◆ TASK GOAL
Transcribe the entries exactly; images are not part of the copy.

◆ SUPPLIED INFORMATION
________

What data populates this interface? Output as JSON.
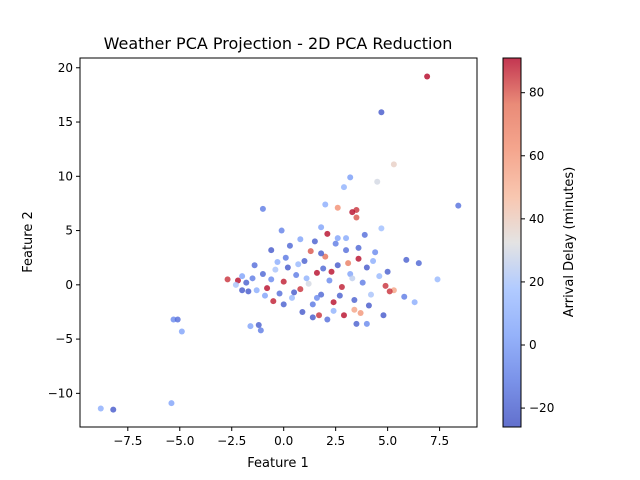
{
  "chart_data": {
    "type": "scatter",
    "title": "Weather PCA Projection - 2D PCA Reduction",
    "xlabel": "Feature 1",
    "ylabel": "Feature 2",
    "xlim": [
      -9.8,
      9.3
    ],
    "ylim": [
      -13.1,
      20.9
    ],
    "xticks": [
      -7.5,
      -5.0,
      -2.5,
      0.0,
      2.5,
      5.0,
      7.5
    ],
    "xtick_labels": [
      "−7.5",
      "−5.0",
      "−2.5",
      "0.0",
      "2.5",
      "5.0",
      "7.5"
    ],
    "yticks": [
      -10,
      -5,
      0,
      5,
      10,
      15,
      20
    ],
    "ytick_labels": [
      "−10",
      "−5",
      "0",
      "5",
      "10",
      "15",
      "20"
    ],
    "grid": false,
    "colorbar": {
      "label": "Arrival Delay (minutes)",
      "range": [
        -26,
        91
      ],
      "ticks": [
        -20,
        0,
        20,
        40,
        60,
        80
      ],
      "tick_labels": [
        "−20",
        "0",
        "20",
        "40",
        "60",
        "80"
      ],
      "colormap": "coolwarm"
    },
    "marker_alpha": 0.8,
    "points": [
      [
        6.9,
        19.2,
        91
      ],
      [
        4.7,
        15.9,
        -22
      ],
      [
        5.3,
        11.1,
        38
      ],
      [
        3.2,
        9.9,
        2
      ],
      [
        4.5,
        9.5,
        30
      ],
      [
        2.9,
        9.0,
        12
      ],
      [
        8.4,
        7.3,
        -14
      ],
      [
        -1.0,
        7.0,
        -10
      ],
      [
        3.5,
        6.9,
        85
      ],
      [
        3.3,
        6.7,
        90
      ],
      [
        2.6,
        7.1,
        62
      ],
      [
        3.5,
        6.2,
        80
      ],
      [
        2.0,
        7.4,
        10
      ],
      [
        1.8,
        5.3,
        5
      ],
      [
        4.7,
        5.2,
        18
      ],
      [
        -0.1,
        5.0,
        -8
      ],
      [
        3.9,
        4.6,
        -15
      ],
      [
        3.0,
        4.3,
        8
      ],
      [
        2.1,
        4.7,
        90
      ],
      [
        6.5,
        2.0,
        -18
      ],
      [
        5.9,
        2.3,
        -20
      ],
      [
        7.4,
        0.5,
        15
      ],
      [
        5.3,
        -0.5,
        55
      ],
      [
        5.1,
        -0.6,
        85
      ],
      [
        6.3,
        -1.6,
        10
      ],
      [
        5.8,
        -1.1,
        -10
      ],
      [
        4.8,
        -2.8,
        -22
      ],
      [
        4.0,
        -3.6,
        -5
      ],
      [
        3.4,
        -2.3,
        55
      ],
      [
        2.4,
        -1.6,
        90
      ],
      [
        3.5,
        -3.6,
        -20
      ],
      [
        1.4,
        -3.0,
        -22
      ],
      [
        -1.6,
        -3.8,
        5
      ],
      [
        -1.2,
        -3.7,
        -20
      ],
      [
        -1.1,
        -4.2,
        -10
      ],
      [
        -5.3,
        -3.2,
        -5
      ],
      [
        -5.1,
        -3.2,
        -15
      ],
      [
        -4.9,
        -4.3,
        5
      ],
      [
        -8.8,
        -11.4,
        10
      ],
      [
        -8.2,
        -11.5,
        -22
      ],
      [
        -5.4,
        -10.9,
        5
      ],
      [
        -2.7,
        0.5,
        85
      ],
      [
        -2.2,
        0.4,
        90
      ],
      [
        -2.0,
        0.8,
        5
      ],
      [
        -1.8,
        0.2,
        -20
      ],
      [
        -1.5,
        0.6,
        -10
      ],
      [
        -1.3,
        -0.5,
        10
      ],
      [
        -1.0,
        1.0,
        -18
      ],
      [
        -0.8,
        -0.3,
        90
      ],
      [
        -0.6,
        0.5,
        -5
      ],
      [
        -0.4,
        1.4,
        20
      ],
      [
        -0.2,
        -0.8,
        -15
      ],
      [
        0.0,
        0.3,
        88
      ],
      [
        0.2,
        1.6,
        -22
      ],
      [
        0.4,
        -1.2,
        15
      ],
      [
        0.6,
        0.9,
        -10
      ],
      [
        0.8,
        -0.4,
        85
      ],
      [
        1.0,
        2.2,
        -20
      ],
      [
        1.2,
        0.1,
        30
      ],
      [
        1.4,
        -1.8,
        -12
      ],
      [
        1.6,
        1.1,
        90
      ],
      [
        1.8,
        -0.9,
        -18
      ],
      [
        2.0,
        2.6,
        75
      ],
      [
        2.2,
        0.4,
        -5
      ],
      [
        2.4,
        -2.4,
        12
      ],
      [
        2.6,
        1.8,
        -22
      ],
      [
        2.8,
        -0.2,
        88
      ],
      [
        3.0,
        3.2,
        -15
      ],
      [
        3.2,
        1.0,
        5
      ],
      [
        3.4,
        -1.4,
        -20
      ],
      [
        3.6,
        2.4,
        90
      ],
      [
        3.8,
        0.2,
        -10
      ],
      [
        4.0,
        1.6,
        -22
      ],
      [
        4.2,
        -0.9,
        20
      ],
      [
        4.4,
        3.0,
        -5
      ],
      [
        4.6,
        0.8,
        15
      ],
      [
        -0.6,
        3.2,
        -22
      ],
      [
        0.3,
        3.6,
        -18
      ],
      [
        0.8,
        4.2,
        5
      ],
      [
        1.5,
        4.0,
        -20
      ],
      [
        1.3,
        3.1,
        80
      ],
      [
        0.1,
        2.5,
        -12
      ],
      [
        -0.3,
        2.1,
        10
      ],
      [
        0.9,
        -2.5,
        -22
      ],
      [
        1.7,
        -2.8,
        85
      ],
      [
        2.1,
        -3.2,
        -15
      ],
      [
        2.9,
        -2.8,
        90
      ],
      [
        0.0,
        -1.8,
        -20
      ],
      [
        -0.9,
        -1.0,
        5
      ],
      [
        -1.7,
        -0.6,
        -22
      ],
      [
        -2.3,
        0.0,
        20
      ],
      [
        2.5,
        3.8,
        -10
      ],
      [
        3.1,
        2.0,
        70
      ],
      [
        1.9,
        1.5,
        -18
      ],
      [
        1.1,
        0.6,
        12
      ],
      [
        0.5,
        -0.7,
        -22
      ],
      [
        -0.5,
        -1.5,
        88
      ],
      [
        1.6,
        -1.2,
        -5
      ],
      [
        2.7,
        -1.0,
        -20
      ],
      [
        3.3,
        0.6,
        25
      ],
      [
        4.1,
        -1.9,
        -22
      ],
      [
        3.7,
        -2.6,
        60
      ],
      [
        2.3,
        1.2,
        90
      ],
      [
        -1.4,
        1.8,
        -15
      ],
      [
        -2.0,
        -0.5,
        -22
      ],
      [
        0.7,
        1.9,
        15
      ],
      [
        1.8,
        2.9,
        -22
      ],
      [
        2.6,
        4.3,
        5
      ],
      [
        3.6,
        3.4,
        -18
      ],
      [
        4.3,
        2.2,
        10
      ],
      [
        5.0,
        1.2,
        -20
      ],
      [
        4.9,
        -0.1,
        85
      ]
    ]
  }
}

________

◆ TASK ANSWER
What data populates this interface? Output as JSON.
{
  "chart_data": {
    "type": "scatter",
    "title": "Weather PCA Projection - 2D PCA Reduction",
    "xlabel": "Feature 1",
    "ylabel": "Feature 2",
    "xlim": [
      -9.8,
      9.3
    ],
    "ylim": [
      -13.1,
      20.9
    ],
    "xticks": [
      -7.5,
      -5.0,
      -2.5,
      0.0,
      2.5,
      5.0,
      7.5
    ],
    "xtick_labels": [
      "−7.5",
      "−5.0",
      "−2.5",
      "0.0",
      "2.5",
      "5.0",
      "7.5"
    ],
    "yticks": [
      -10,
      -5,
      0,
      5,
      10,
      15,
      20
    ],
    "ytick_labels": [
      "−10",
      "−5",
      "0",
      "5",
      "10",
      "15",
      "20"
    ],
    "grid": false,
    "colorbar": {
      "label": "Arrival Delay (minutes)",
      "range": [
        -26,
        91
      ],
      "ticks": [
        -20,
        0,
        20,
        40,
        60,
        80
      ],
      "tick_labels": [
        "−20",
        "0",
        "20",
        "40",
        "60",
        "80"
      ],
      "colormap": "coolwarm"
    },
    "marker_alpha": 0.8,
    "points": [
      [
        6.9,
        19.2,
        91
      ],
      [
        4.7,
        15.9,
        -22
      ],
      [
        5.3,
        11.1,
        38
      ],
      [
        3.2,
        9.9,
        2
      ],
      [
        4.5,
        9.5,
        30
      ],
      [
        2.9,
        9.0,
        12
      ],
      [
        8.4,
        7.3,
        -14
      ],
      [
        -1.0,
        7.0,
        -10
      ],
      [
        3.5,
        6.9,
        85
      ],
      [
        3.3,
        6.7,
        90
      ],
      [
        2.6,
        7.1,
        62
      ],
      [
        3.5,
        6.2,
        80
      ],
      [
        2.0,
        7.4,
        10
      ],
      [
        1.8,
        5.3,
        5
      ],
      [
        4.7,
        5.2,
        18
      ],
      [
        -0.1,
        5.0,
        -8
      ],
      [
        3.9,
        4.6,
        -15
      ],
      [
        3.0,
        4.3,
        8
      ],
      [
        2.1,
        4.7,
        90
      ],
      [
        6.5,
        2.0,
        -18
      ],
      [
        5.9,
        2.3,
        -20
      ],
      [
        7.4,
        0.5,
        15
      ],
      [
        5.3,
        -0.5,
        55
      ],
      [
        5.1,
        -0.6,
        85
      ],
      [
        6.3,
        -1.6,
        10
      ],
      [
        5.8,
        -1.1,
        -10
      ],
      [
        4.8,
        -2.8,
        -22
      ],
      [
        4.0,
        -3.6,
        -5
      ],
      [
        3.4,
        -2.3,
        55
      ],
      [
        2.4,
        -1.6,
        90
      ],
      [
        3.5,
        -3.6,
        -20
      ],
      [
        1.4,
        -3.0,
        -22
      ],
      [
        -1.6,
        -3.8,
        5
      ],
      [
        -1.2,
        -3.7,
        -20
      ],
      [
        -1.1,
        -4.2,
        -10
      ],
      [
        -5.3,
        -3.2,
        -5
      ],
      [
        -5.1,
        -3.2,
        -15
      ],
      [
        -4.9,
        -4.3,
        5
      ],
      [
        -8.8,
        -11.4,
        10
      ],
      [
        -8.2,
        -11.5,
        -22
      ],
      [
        -5.4,
        -10.9,
        5
      ],
      [
        -2.7,
        0.5,
        85
      ],
      [
        -2.2,
        0.4,
        90
      ],
      [
        -2.0,
        0.8,
        5
      ],
      [
        -1.8,
        0.2,
        -20
      ],
      [
        -1.5,
        0.6,
        -10
      ],
      [
        -1.3,
        -0.5,
        10
      ],
      [
        -1.0,
        1.0,
        -18
      ],
      [
        -0.8,
        -0.3,
        90
      ],
      [
        -0.6,
        0.5,
        -5
      ],
      [
        -0.4,
        1.4,
        20
      ],
      [
        -0.2,
        -0.8,
        -15
      ],
      [
        0.0,
        0.3,
        88
      ],
      [
        0.2,
        1.6,
        -22
      ],
      [
        0.4,
        -1.2,
        15
      ],
      [
        0.6,
        0.9,
        -10
      ],
      [
        0.8,
        -0.4,
        85
      ],
      [
        1.0,
        2.2,
        -20
      ],
      [
        1.2,
        0.1,
        30
      ],
      [
        1.4,
        -1.8,
        -12
      ],
      [
        1.6,
        1.1,
        90
      ],
      [
        1.8,
        -0.9,
        -18
      ],
      [
        2.0,
        2.6,
        75
      ],
      [
        2.2,
        0.4,
        -5
      ],
      [
        2.4,
        -2.4,
        12
      ],
      [
        2.6,
        1.8,
        -22
      ],
      [
        2.8,
        -0.2,
        88
      ],
      [
        3.0,
        3.2,
        -15
      ],
      [
        3.2,
        1.0,
        5
      ],
      [
        3.4,
        -1.4,
        -20
      ],
      [
        3.6,
        2.4,
        90
      ],
      [
        3.8,
        0.2,
        -10
      ],
      [
        4.0,
        1.6,
        -22
      ],
      [
        4.2,
        -0.9,
        20
      ],
      [
        4.4,
        3.0,
        -5
      ],
      [
        4.6,
        0.8,
        15
      ],
      [
        -0.6,
        3.2,
        -22
      ],
      [
        0.3,
        3.6,
        -18
      ],
      [
        0.8,
        4.2,
        5
      ],
      [
        1.5,
        4.0,
        -20
      ],
      [
        1.3,
        3.1,
        80
      ],
      [
        0.1,
        2.5,
        -12
      ],
      [
        -0.3,
        2.1,
        10
      ],
      [
        0.9,
        -2.5,
        -22
      ],
      [
        1.7,
        -2.8,
        85
      ],
      [
        2.1,
        -3.2,
        -15
      ],
      [
        2.9,
        -2.8,
        90
      ],
      [
        0.0,
        -1.8,
        -20
      ],
      [
        -0.9,
        -1.0,
        5
      ],
      [
        -1.7,
        -0.6,
        -22
      ],
      [
        -2.3,
        0.0,
        20
      ],
      [
        2.5,
        3.8,
        -10
      ],
      [
        3.1,
        2.0,
        70
      ],
      [
        1.9,
        1.5,
        -18
      ],
      [
        1.1,
        0.6,
        12
      ],
      [
        0.5,
        -0.7,
        -22
      ],
      [
        -0.5,
        -1.5,
        88
      ],
      [
        1.6,
        -1.2,
        -5
      ],
      [
        2.7,
        -1.0,
        -20
      ],
      [
        3.3,
        0.6,
        25
      ],
      [
        4.1,
        -1.9,
        -22
      ],
      [
        3.7,
        -2.6,
        60
      ],
      [
        2.3,
        1.2,
        90
      ],
      [
        -1.4,
        1.8,
        -15
      ],
      [
        -2.0,
        -0.5,
        -22
      ],
      [
        0.7,
        1.9,
        15
      ],
      [
        1.8,
        2.9,
        -22
      ],
      [
        2.6,
        4.3,
        5
      ],
      [
        3.6,
        3.4,
        -18
      ],
      [
        4.3,
        2.2,
        10
      ],
      [
        5.0,
        1.2,
        -20
      ],
      [
        4.9,
        -0.1,
        85
      ]
    ]
  }
}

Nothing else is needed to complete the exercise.